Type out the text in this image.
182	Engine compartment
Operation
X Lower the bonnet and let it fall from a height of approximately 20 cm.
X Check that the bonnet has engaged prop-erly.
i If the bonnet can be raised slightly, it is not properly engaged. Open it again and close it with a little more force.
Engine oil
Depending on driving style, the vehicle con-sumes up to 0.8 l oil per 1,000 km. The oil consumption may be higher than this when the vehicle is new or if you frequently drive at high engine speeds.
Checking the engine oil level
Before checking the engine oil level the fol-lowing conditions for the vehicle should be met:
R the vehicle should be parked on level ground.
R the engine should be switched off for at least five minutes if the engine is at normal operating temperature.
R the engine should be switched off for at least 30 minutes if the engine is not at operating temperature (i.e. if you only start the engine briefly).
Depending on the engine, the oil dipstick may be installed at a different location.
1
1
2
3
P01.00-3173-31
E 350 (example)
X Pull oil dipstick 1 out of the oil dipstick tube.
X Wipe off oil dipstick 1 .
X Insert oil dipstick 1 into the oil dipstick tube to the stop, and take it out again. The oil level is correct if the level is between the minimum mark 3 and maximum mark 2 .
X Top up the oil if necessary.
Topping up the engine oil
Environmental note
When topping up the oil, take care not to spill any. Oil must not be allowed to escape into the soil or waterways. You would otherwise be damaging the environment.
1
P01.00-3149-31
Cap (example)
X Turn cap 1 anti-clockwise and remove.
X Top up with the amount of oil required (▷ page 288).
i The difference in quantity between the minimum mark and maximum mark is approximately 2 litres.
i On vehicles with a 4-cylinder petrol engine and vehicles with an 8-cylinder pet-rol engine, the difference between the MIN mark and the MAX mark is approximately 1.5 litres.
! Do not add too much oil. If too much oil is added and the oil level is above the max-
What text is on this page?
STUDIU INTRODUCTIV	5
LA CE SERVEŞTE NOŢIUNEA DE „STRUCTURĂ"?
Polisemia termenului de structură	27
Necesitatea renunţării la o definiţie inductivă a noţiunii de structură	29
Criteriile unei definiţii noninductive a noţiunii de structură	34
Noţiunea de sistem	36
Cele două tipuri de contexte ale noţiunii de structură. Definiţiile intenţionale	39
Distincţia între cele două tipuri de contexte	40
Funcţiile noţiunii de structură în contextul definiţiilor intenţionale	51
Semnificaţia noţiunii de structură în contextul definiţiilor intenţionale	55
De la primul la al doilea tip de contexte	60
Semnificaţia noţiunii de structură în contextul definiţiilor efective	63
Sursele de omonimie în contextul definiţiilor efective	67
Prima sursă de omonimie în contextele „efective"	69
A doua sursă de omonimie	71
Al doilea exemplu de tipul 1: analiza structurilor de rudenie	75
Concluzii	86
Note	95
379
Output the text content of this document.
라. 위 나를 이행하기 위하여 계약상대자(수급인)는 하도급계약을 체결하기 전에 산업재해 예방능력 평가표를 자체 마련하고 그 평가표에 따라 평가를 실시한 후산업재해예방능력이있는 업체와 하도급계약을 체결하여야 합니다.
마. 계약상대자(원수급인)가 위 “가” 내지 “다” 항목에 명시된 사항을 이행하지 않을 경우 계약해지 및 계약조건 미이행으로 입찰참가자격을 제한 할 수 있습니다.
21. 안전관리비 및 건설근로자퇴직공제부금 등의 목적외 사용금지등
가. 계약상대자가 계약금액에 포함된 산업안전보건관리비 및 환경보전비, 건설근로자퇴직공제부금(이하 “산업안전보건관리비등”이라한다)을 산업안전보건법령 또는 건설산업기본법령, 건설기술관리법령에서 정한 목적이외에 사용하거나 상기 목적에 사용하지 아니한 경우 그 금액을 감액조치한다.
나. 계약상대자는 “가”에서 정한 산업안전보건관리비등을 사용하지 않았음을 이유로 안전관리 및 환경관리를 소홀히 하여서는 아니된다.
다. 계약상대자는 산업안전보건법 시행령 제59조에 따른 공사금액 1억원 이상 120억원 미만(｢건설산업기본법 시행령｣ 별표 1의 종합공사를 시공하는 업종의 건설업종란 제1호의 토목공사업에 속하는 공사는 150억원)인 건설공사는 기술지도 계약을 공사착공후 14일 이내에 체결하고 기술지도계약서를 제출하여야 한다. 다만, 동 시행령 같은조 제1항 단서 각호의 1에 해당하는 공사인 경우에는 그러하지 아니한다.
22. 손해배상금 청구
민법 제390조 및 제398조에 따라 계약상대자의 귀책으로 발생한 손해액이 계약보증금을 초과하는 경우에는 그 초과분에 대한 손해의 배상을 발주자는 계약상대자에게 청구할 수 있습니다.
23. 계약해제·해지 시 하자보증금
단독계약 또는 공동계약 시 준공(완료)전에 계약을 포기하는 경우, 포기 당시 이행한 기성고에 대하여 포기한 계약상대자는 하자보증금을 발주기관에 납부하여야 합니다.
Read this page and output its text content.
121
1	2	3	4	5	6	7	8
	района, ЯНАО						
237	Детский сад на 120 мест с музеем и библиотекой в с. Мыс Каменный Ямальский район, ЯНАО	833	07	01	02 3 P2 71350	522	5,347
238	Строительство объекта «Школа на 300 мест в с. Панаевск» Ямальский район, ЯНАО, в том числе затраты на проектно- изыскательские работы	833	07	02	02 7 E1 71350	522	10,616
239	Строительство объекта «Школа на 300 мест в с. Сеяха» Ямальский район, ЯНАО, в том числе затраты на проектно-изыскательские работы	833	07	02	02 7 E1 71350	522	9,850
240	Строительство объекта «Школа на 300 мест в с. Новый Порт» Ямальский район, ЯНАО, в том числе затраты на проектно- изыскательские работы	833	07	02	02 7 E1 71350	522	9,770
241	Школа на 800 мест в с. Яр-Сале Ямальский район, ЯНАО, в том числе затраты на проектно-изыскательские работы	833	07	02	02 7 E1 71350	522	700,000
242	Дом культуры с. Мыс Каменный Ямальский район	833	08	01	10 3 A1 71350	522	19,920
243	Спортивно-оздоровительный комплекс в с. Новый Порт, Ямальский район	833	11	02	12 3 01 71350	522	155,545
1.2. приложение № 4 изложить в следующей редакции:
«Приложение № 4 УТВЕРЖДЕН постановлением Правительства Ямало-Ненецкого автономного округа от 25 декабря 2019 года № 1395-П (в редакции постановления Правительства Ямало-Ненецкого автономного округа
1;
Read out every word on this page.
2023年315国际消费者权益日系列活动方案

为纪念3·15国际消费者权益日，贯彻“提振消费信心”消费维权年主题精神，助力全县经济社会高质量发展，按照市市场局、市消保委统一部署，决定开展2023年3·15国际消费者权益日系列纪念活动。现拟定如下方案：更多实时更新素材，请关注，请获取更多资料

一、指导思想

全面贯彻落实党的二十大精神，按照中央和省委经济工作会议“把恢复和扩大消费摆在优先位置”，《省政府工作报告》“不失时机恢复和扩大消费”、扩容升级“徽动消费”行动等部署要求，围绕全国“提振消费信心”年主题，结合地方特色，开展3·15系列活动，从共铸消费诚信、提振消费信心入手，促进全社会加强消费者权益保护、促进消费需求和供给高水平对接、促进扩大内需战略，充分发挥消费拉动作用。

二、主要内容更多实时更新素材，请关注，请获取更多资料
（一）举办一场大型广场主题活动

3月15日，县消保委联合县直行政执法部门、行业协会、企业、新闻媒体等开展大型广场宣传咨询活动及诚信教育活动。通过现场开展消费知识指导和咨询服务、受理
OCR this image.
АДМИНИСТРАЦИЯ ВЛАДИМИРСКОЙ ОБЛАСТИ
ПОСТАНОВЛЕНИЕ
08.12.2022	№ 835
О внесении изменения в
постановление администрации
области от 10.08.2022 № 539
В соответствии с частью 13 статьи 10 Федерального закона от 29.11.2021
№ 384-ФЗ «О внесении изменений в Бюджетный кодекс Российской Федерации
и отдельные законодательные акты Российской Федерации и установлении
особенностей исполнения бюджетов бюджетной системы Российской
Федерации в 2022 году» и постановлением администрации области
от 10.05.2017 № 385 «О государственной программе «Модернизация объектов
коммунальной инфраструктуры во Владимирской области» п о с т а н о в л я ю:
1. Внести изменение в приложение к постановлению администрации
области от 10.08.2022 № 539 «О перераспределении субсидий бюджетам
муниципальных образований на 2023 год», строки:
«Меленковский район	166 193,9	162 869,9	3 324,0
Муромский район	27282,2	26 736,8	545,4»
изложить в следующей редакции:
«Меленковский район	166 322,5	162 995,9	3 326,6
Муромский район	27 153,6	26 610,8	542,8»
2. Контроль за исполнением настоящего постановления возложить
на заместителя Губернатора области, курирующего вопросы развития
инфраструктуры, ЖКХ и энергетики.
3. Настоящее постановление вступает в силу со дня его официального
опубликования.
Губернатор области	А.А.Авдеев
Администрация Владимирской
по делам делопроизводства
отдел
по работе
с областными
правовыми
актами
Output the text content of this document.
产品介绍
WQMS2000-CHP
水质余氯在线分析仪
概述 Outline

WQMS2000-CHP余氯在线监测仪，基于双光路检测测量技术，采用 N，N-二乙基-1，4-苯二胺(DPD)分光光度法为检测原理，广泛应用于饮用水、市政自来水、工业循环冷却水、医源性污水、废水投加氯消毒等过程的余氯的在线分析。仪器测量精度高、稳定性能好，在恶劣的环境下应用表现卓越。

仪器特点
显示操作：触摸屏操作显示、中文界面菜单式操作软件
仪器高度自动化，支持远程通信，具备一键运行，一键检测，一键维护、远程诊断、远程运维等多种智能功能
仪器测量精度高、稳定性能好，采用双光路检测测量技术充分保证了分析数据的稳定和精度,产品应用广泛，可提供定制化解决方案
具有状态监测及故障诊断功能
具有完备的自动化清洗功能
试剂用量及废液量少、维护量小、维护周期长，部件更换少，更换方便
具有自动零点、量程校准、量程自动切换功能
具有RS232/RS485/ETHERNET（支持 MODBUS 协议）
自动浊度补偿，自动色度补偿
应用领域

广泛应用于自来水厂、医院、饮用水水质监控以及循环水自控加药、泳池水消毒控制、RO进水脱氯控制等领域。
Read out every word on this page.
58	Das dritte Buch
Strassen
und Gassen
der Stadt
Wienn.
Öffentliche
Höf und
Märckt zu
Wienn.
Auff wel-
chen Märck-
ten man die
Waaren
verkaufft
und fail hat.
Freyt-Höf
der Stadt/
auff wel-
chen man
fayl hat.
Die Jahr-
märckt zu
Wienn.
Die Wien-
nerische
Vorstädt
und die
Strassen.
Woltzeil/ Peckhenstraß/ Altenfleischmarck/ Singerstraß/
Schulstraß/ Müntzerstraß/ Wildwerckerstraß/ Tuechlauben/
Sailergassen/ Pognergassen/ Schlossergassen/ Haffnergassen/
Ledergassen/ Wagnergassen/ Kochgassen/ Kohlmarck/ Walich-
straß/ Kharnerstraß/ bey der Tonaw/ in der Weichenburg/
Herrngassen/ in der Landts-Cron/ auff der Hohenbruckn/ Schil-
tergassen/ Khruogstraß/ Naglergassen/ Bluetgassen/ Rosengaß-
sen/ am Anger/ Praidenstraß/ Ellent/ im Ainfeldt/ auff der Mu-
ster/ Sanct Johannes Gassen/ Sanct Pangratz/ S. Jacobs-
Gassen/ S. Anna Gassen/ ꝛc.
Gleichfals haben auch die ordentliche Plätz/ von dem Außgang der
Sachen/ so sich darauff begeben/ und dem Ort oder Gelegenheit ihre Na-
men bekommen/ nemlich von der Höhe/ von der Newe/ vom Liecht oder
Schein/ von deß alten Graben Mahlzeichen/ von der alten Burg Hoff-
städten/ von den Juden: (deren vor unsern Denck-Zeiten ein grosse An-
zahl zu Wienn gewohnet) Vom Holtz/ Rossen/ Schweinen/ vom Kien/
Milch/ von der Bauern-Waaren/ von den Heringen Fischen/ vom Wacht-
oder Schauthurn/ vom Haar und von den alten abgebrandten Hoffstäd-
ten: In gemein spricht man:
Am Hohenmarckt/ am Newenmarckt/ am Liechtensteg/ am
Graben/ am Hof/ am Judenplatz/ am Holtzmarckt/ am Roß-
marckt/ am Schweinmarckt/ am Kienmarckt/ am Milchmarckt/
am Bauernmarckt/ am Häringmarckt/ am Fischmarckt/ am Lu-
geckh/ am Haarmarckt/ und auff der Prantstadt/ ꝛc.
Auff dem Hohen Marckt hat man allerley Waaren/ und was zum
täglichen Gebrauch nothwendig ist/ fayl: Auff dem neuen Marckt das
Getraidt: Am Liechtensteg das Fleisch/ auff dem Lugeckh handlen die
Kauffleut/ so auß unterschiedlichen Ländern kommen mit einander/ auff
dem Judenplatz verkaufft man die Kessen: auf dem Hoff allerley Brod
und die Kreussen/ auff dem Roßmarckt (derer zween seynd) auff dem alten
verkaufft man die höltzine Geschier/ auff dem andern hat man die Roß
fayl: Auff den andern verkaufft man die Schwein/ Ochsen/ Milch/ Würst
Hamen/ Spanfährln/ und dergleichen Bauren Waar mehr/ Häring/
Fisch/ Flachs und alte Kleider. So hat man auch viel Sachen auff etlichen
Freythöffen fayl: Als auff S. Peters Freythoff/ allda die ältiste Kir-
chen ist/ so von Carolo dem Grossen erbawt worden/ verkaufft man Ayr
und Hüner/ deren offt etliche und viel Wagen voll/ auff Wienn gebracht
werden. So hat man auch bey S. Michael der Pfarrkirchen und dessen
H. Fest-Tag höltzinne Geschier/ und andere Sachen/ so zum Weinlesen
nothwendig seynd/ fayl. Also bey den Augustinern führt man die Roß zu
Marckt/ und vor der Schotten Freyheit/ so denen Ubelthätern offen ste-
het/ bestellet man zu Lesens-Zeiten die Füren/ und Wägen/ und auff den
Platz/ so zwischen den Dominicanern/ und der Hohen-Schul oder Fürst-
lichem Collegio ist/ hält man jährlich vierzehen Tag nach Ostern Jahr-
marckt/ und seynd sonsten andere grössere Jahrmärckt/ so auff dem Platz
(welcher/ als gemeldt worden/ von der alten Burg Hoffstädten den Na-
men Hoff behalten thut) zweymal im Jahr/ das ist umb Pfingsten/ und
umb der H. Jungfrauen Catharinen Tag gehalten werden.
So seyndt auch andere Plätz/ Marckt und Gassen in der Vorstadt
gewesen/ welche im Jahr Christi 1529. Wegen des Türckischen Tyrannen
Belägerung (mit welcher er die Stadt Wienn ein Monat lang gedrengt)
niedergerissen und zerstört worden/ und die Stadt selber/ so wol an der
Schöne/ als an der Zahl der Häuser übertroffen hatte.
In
######
* Instruction:
From the entries above, list each line with "verkaufft" in it.

* Result below:
verkaufft
dem Judenplatz verkaufft man die Kessen: auf dem Hoff allerley Brod
verkaufft man die höltzine Geschier/ auff dem andern hat man die Roß
fayl: Auff den andern verkaufft man die Schwein/ Ochsen/ Milch/ Würst
chen ist/ so von Carolo dem Grossen erbawt worden/ verkaufft man Ayr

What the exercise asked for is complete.